» Dataset entries:
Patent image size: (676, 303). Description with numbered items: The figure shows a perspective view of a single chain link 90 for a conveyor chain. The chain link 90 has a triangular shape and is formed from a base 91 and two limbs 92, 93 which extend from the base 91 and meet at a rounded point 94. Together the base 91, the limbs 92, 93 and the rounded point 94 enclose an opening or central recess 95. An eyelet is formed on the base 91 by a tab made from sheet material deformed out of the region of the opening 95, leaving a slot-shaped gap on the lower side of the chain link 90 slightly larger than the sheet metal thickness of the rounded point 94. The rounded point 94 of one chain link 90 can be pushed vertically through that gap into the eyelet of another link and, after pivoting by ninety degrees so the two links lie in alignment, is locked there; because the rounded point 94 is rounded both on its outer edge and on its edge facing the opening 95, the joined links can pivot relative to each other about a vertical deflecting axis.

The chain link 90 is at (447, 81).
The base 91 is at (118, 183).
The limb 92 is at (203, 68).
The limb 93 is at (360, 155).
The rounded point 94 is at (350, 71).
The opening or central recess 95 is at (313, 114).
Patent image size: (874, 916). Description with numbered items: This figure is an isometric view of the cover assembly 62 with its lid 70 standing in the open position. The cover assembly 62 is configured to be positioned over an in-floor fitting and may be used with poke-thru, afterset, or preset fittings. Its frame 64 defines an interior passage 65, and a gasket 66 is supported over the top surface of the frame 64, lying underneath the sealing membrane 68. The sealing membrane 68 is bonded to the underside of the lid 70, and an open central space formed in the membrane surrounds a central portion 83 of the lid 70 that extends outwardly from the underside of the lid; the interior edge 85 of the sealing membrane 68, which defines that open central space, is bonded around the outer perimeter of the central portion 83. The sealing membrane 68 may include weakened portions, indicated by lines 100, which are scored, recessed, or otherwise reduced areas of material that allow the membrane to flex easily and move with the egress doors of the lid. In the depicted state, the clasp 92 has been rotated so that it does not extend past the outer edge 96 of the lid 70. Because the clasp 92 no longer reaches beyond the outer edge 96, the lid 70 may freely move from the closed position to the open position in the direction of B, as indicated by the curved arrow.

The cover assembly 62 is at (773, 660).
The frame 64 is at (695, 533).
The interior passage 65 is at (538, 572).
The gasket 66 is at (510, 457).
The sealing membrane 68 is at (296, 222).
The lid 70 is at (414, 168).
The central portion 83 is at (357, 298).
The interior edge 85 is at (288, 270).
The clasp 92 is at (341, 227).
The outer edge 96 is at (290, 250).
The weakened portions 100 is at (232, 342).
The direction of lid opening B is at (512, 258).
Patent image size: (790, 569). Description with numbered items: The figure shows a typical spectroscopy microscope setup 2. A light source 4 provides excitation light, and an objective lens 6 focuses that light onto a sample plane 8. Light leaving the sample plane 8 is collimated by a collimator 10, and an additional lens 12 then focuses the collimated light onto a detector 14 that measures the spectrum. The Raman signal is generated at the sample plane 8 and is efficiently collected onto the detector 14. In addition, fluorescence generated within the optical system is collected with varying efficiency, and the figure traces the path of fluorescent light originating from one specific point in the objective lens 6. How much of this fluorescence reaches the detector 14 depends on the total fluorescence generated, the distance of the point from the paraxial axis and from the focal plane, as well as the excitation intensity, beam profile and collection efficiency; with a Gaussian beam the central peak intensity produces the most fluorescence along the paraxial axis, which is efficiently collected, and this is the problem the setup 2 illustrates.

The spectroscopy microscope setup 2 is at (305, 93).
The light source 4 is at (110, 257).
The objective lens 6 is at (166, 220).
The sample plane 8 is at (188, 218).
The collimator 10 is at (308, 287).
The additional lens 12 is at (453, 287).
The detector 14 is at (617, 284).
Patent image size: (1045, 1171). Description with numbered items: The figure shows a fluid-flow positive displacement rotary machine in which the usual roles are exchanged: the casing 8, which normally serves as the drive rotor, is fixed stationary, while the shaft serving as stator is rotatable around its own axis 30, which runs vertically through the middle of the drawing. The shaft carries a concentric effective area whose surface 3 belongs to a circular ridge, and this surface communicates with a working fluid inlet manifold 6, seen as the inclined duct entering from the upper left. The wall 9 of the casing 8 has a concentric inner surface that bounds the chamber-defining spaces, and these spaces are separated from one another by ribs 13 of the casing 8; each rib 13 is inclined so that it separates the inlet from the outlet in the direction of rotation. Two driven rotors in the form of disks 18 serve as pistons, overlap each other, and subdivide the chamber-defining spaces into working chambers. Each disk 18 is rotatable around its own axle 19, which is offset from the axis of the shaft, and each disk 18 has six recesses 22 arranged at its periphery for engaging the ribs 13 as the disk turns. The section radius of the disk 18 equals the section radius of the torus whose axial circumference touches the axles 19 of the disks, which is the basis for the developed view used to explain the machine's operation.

» Instructions for the task: Identify every line in the records that contains the word "additional", and copy each of those lines in full.

» Solution to this problem:
Patent image size: (790, 569). Description with numbered items: The figure shows a typical spectroscopy microscope setup 2. A light source 4 provides excitation light, and an objective lens 6 focuses that light onto a sample plane 8. Light leaving the sample plane 8 is collimated by a collimator 10, and an additional lens 12 then focuses the collimated light onto a detector 14 that measures the spectrum. The Raman signal is generated at the sample plane 8 and is efficiently collected onto the detector 14. In addition, fluorescence generated within the optical system is collected with varying efficiency, and the figure traces the path of fluorescent light originating from one specific point in the objective lens 6. How much of this fluorescence reaches the detector 14 depends on the total fluorescence generated, the distance of the point from the paraxial axis and from the focal plane, as well as the excitation intensity, beam profile and collection efficiency; with a Gaussian beam the central peak intensity produces the most fluorescence along the paraxial axis, which is efficiently collected, and this is the problem the setup 2 illustrates.
The additional lens 12 is at (453, 287).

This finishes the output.